### [ENTRIES SUPPLIED]
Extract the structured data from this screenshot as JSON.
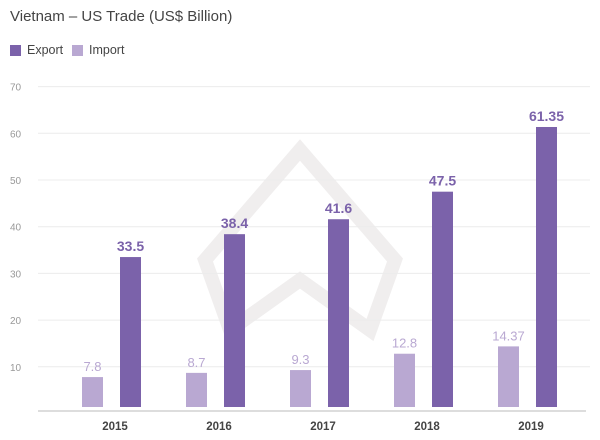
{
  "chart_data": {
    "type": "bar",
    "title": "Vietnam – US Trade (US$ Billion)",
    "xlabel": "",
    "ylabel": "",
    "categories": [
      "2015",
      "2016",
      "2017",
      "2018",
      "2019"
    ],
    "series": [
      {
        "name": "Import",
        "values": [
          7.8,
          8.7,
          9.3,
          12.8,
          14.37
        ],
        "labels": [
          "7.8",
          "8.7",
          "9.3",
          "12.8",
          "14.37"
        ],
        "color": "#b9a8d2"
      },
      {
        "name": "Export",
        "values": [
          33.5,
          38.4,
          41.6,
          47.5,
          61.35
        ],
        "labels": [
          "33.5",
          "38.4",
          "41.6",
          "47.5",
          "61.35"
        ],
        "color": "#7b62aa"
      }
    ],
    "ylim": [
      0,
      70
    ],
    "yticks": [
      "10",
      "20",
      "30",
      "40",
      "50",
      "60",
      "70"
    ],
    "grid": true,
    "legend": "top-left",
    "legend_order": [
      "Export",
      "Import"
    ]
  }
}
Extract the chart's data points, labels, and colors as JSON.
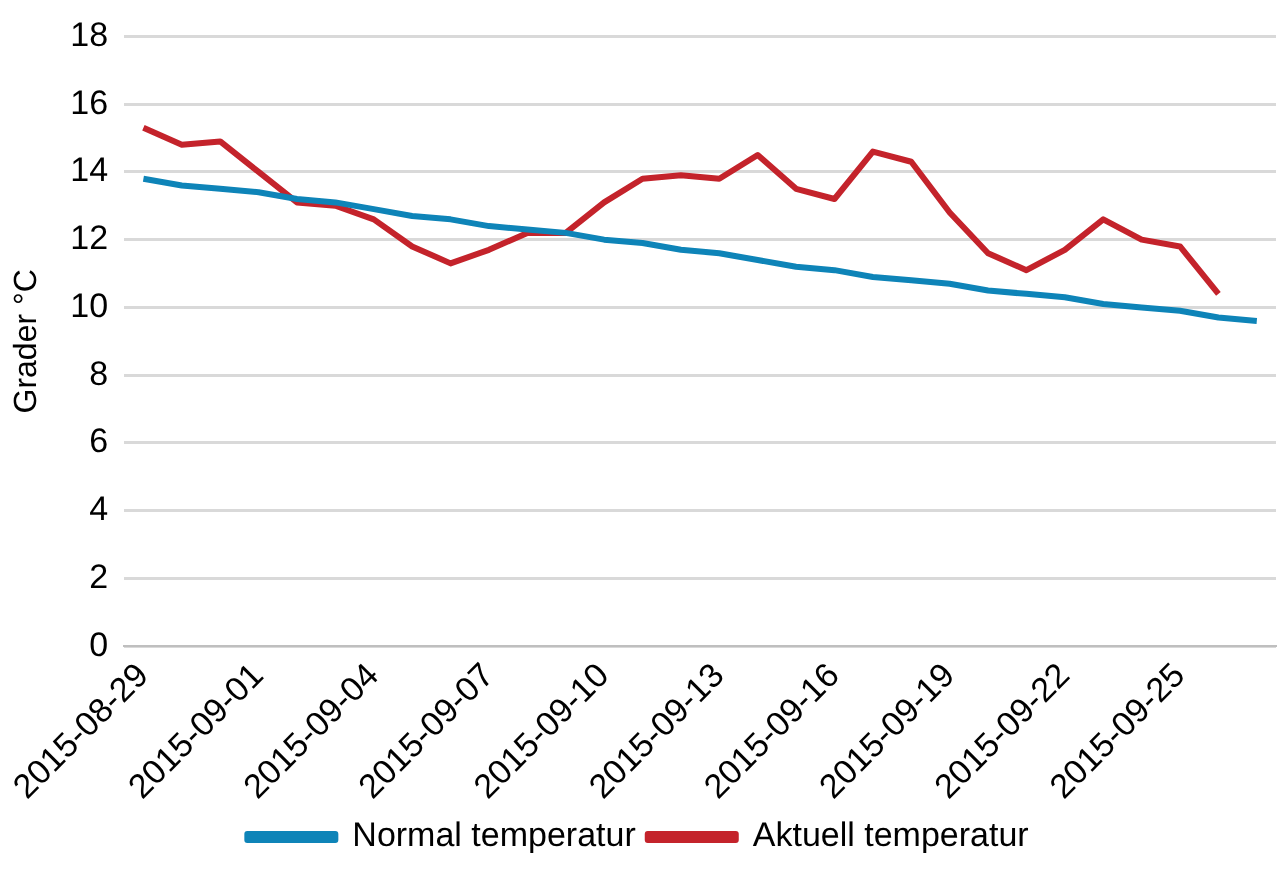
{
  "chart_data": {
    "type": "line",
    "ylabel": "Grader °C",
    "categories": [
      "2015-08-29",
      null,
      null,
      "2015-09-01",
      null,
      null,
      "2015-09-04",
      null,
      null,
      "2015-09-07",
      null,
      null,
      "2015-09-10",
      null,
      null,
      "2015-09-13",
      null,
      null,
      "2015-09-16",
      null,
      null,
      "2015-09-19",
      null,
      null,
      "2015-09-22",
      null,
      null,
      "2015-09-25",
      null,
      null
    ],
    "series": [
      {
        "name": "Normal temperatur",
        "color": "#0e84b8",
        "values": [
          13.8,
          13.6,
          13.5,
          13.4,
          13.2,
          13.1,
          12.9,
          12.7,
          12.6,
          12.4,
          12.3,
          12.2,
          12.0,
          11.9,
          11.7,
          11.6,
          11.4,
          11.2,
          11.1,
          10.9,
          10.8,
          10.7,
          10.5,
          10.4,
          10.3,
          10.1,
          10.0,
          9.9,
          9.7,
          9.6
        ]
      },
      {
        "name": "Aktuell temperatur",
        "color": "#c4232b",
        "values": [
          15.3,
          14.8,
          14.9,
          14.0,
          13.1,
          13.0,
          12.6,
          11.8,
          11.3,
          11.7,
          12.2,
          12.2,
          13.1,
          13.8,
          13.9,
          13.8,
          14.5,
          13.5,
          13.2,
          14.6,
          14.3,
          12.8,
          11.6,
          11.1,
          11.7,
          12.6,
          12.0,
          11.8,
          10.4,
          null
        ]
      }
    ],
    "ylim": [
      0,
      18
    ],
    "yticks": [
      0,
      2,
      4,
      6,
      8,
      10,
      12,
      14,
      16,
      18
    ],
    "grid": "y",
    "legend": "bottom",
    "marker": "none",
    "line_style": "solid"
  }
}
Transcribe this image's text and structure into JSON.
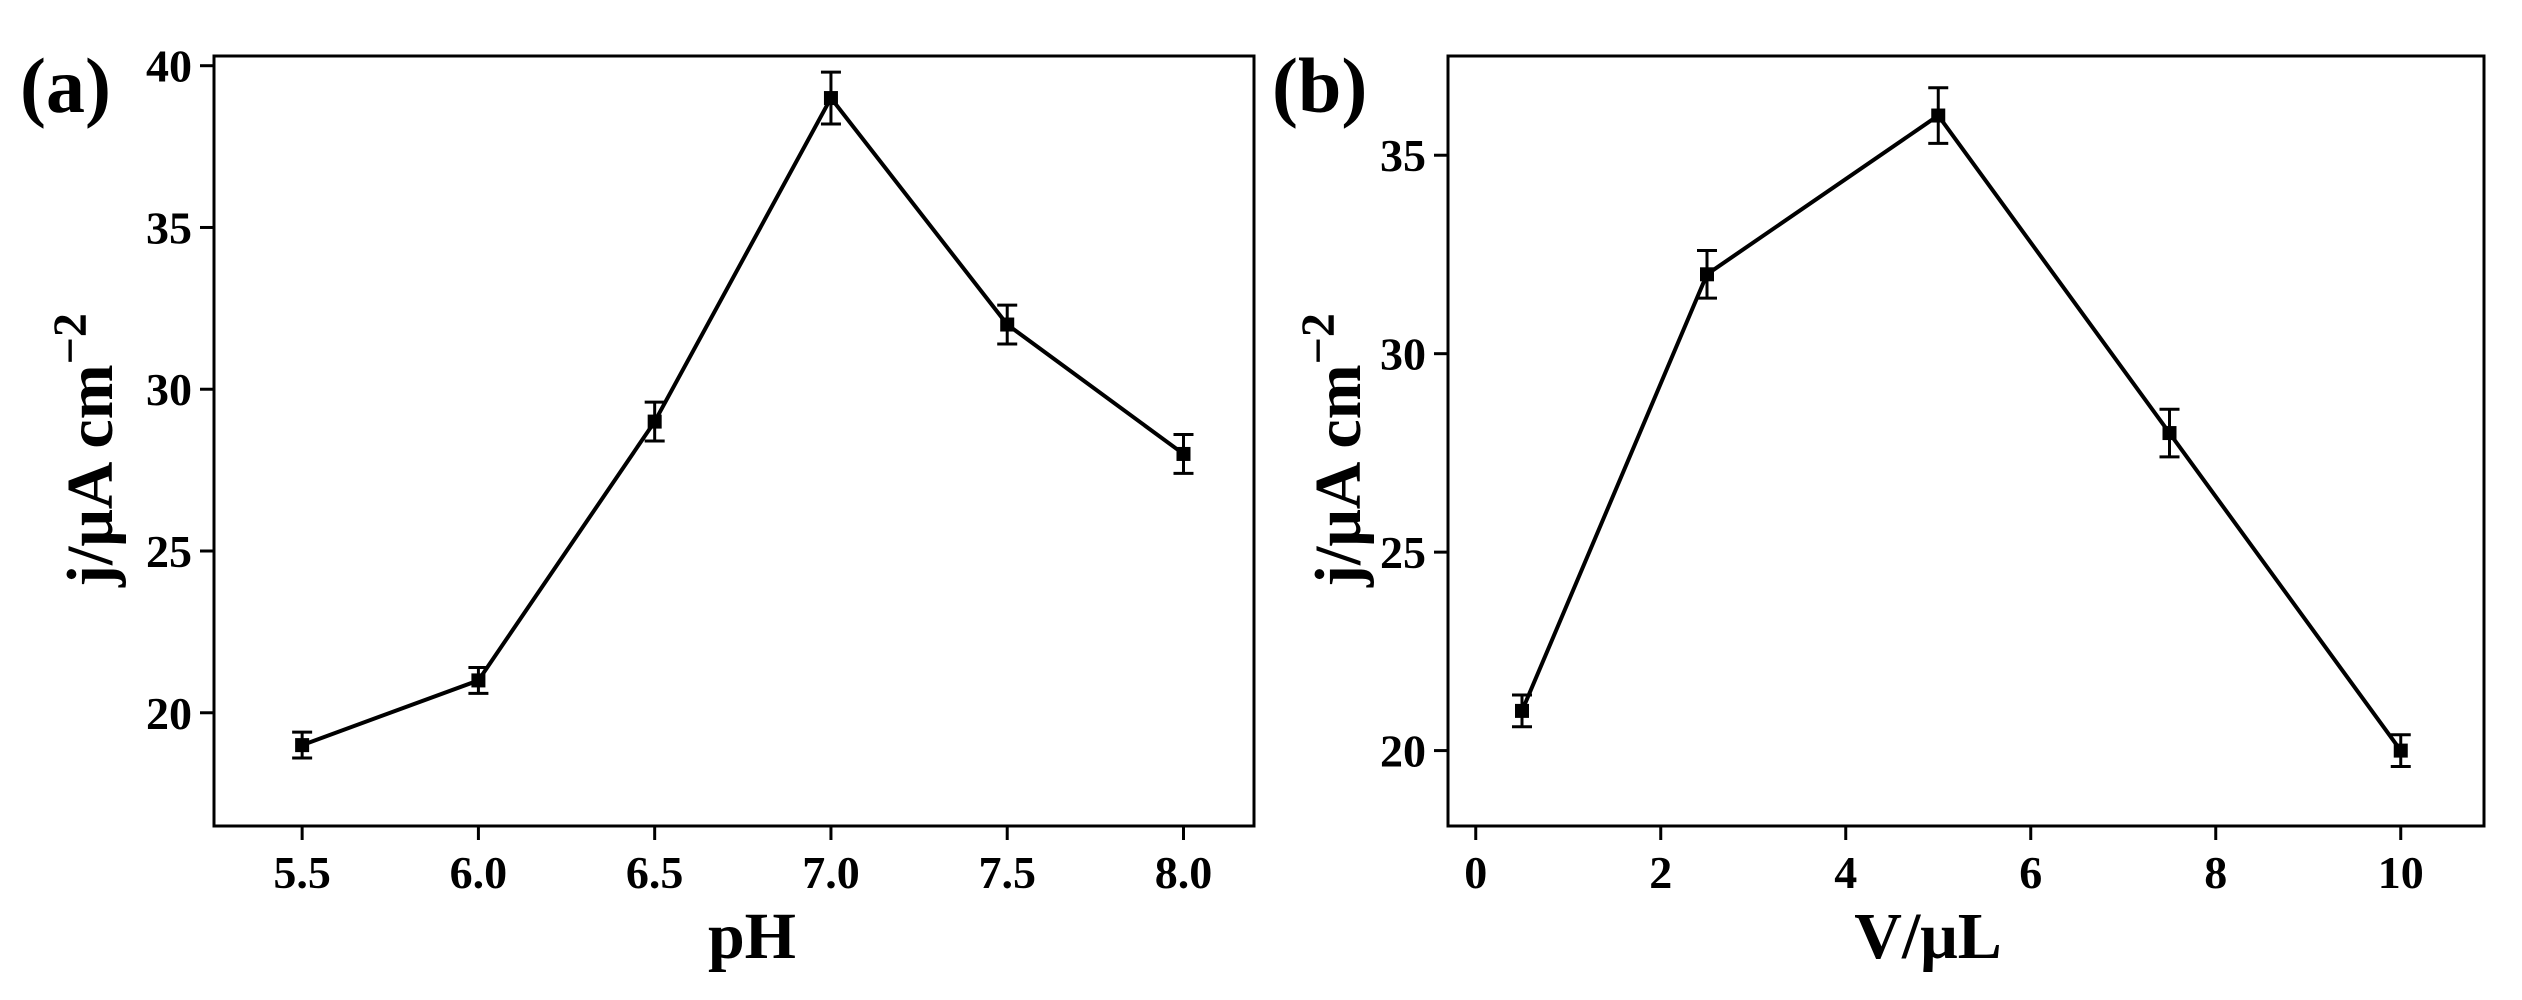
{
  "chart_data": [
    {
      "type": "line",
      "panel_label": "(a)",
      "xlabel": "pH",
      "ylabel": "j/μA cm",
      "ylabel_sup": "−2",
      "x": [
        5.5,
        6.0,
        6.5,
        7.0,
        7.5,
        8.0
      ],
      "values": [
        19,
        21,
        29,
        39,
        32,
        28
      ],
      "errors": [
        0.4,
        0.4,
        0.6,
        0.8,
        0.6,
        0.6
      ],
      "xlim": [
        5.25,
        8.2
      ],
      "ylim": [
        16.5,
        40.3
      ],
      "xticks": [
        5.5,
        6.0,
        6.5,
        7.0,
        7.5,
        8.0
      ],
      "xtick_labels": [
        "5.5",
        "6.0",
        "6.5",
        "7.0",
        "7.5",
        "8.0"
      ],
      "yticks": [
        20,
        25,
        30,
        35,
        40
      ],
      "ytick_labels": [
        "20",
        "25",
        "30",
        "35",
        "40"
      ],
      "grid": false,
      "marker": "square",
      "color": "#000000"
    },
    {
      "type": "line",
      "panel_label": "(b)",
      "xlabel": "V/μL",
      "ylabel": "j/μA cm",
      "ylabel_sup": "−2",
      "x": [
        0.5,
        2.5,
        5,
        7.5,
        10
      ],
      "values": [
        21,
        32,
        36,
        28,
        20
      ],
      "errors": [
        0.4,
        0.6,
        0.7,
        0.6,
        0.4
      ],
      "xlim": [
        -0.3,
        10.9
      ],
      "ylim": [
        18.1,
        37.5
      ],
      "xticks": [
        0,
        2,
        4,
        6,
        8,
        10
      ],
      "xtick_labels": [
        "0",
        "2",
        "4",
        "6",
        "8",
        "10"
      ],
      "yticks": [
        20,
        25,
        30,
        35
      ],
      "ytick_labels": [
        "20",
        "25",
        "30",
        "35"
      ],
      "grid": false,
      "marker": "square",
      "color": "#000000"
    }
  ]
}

### [WHAT THE TASK REQUIRES]
Restate the records word for word, omitting images.

### [WRITTEN ANSWER]
Extract the structured data from this screenshot as JSON.
{
  "chart_data": {
    "type": "bar",
    "title": "Vietnam – US Trade (US$ Billion)",
    "xlabel": "",
    "ylabel": "",
    "categories": [
      "2015",
      "2016",
      "2017",
      "2018",
      "2019"
    ],
    "series": [
      {
        "name": "Import",
        "values": [
          7.8,
          8.7,
          9.3,
          12.8,
          14.37
        ],
        "labels": [
          "7.8",
          "8.7",
          "9.3",
          "12.8",
          "14.37"
        ],
        "color": "#b9a8d2"
      },
      {
        "name": "Export",
        "values": [
          33.5,
          38.4,
          41.6,
          47.5,
          61.35
        ],
        "labels": [
          "33.5",
          "38.4",
          "41.6",
          "47.5",
          "61.35"
        ],
        "color": "#7b62aa"
      }
    ],
    "ylim": [
      0,
      70
    ],
    "yticks": [
      "10",
      "20",
      "30",
      "40",
      "50",
      "60",
      "70"
    ],
    "grid": true,
    "legend": "top-left",
    "legend_order": [
      "Export",
      "Import"
    ]
  }
}
Extract the chart's data points, labels, and colors as JSON.
{
  "chart_data": {
    "type": "line",
    "ylabel": "Grader °C",
    "categories": [
      "2015-08-29",
      null,
      null,
      "2015-09-01",
      null,
      null,
      "2015-09-04",
      null,
      null,
      "2015-09-07",
      null,
      null,
      "2015-09-10",
      null,
      null,
      "2015-09-13",
      null,
      null,
      "2015-09-16",
      null,
      null,
      "2015-09-19",
      null,
      null,
      "2015-09-22",
      null,
      null,
      "2015-09-25",
      null,
      null
    ],
    "series": [
      {
        "name": "Normal temperatur",
        "color": "#0e84b8",
        "values": [
          13.8,
          13.6,
          13.5,
          13.4,
          13.2,
          13.1,
          12.9,
          12.7,
          12.6,
          12.4,
          12.3,
          12.2,
          12.0,
          11.9,
          11.7,
          11.6,
          11.4,
          11.2,
          11.1,
          10.9,
          10.8,
          10.7,
          10.5,
          10.4,
          10.3,
          10.1,
          10.0,
          9.9,
          9.7,
          9.6
        ]
      },
      {
        "name": "Aktuell temperatur",
        "color": "#c4232b",
        "values": [
          15.3,
          14.8,
          14.9,
          14.0,
          13.1,
          13.0,
          12.6,
          11.8,
          11.3,
          11.7,
          12.2,
          12.2,
          13.1,
          13.8,
          13.9,
          13.8,
          14.5,
          13.5,
          13.2,
          14.6,
          14.3,
          12.8,
          11.6,
          11.1,
          11.7,
          12.6,
          12.0,
          11.8,
          10.4,
          null
        ]
      }
    ],
    "ylim": [
      0,
      18
    ],
    "yticks": [
      0,
      2,
      4,
      6,
      8,
      10,
      12,
      14,
      16,
      18
    ],
    "grid": "y",
    "legend": "bottom",
    "marker": "none",
    "line_style": "solid"
  }
}
Transcribe this image's text and structure into JSON.
{
  "chart_data": [
    {
      "type": "line",
      "panel_label": "(a)",
      "xlabel": "pH",
      "ylabel": "j/μA cm",
      "ylabel_sup": "−2",
      "x": [
        5.5,
        6.0,
        6.5,
        7.0,
        7.5,
        8.0
      ],
      "values": [
        19,
        21,
        29,
        39,
        32,
        28
      ],
      "errors": [
        0.4,
        0.4,
        0.6,
        0.8,
        0.6,
        0.6
      ],
      "xlim": [
        5.25,
        8.2
      ],
      "ylim": [
        16.5,
        40.3
      ],
      "xticks": [
        5.5,
        6.0,
        6.5,
        7.0,
        7.5,
        8.0
      ],
      "xtick_labels": [
        "5.5",
        "6.0",
        "6.5",
        "7.0",
        "7.5",
        "8.0"
      ],
      "yticks": [
        20,
        25,
        30,
        35,
        40
      ],
      "ytick_labels": [
        "20",
        "25",
        "30",
        "35",
        "40"
      ],
      "grid": false,
      "marker": "square",
      "color": "#000000"
    },
    {
      "type": "line",
      "panel_label": "(b)",
      "xlabel": "V/μL",
      "ylabel": "j/μA cm",
      "ylabel_sup": "−2",
      "x": [
        0.5,
        2.5,
        5,
        7.5,
        10
      ],
      "values": [
        21,
        32,
        36,
        28,
        20
      ],
      "errors": [
        0.4,
        0.6,
        0.7,
        0.6,
        0.4
      ],
      "xlim": [
        -0.3,
        10.9
      ],
      "ylim": [
        18.1,
        37.5
      ],
      "xticks": [
        0,
        2,
        4,
        6,
        8,
        10
      ],
      "xtick_labels": [
        "0",
        "2",
        "4",
        "6",
        "8",
        "10"
      ],
      "yticks": [
        20,
        25,
        30,
        35
      ],
      "ytick_labels": [
        "20",
        "25",
        "30",
        "35"
      ],
      "grid": false,
      "marker": "square",
      "color": "#000000"
    }
  ]
}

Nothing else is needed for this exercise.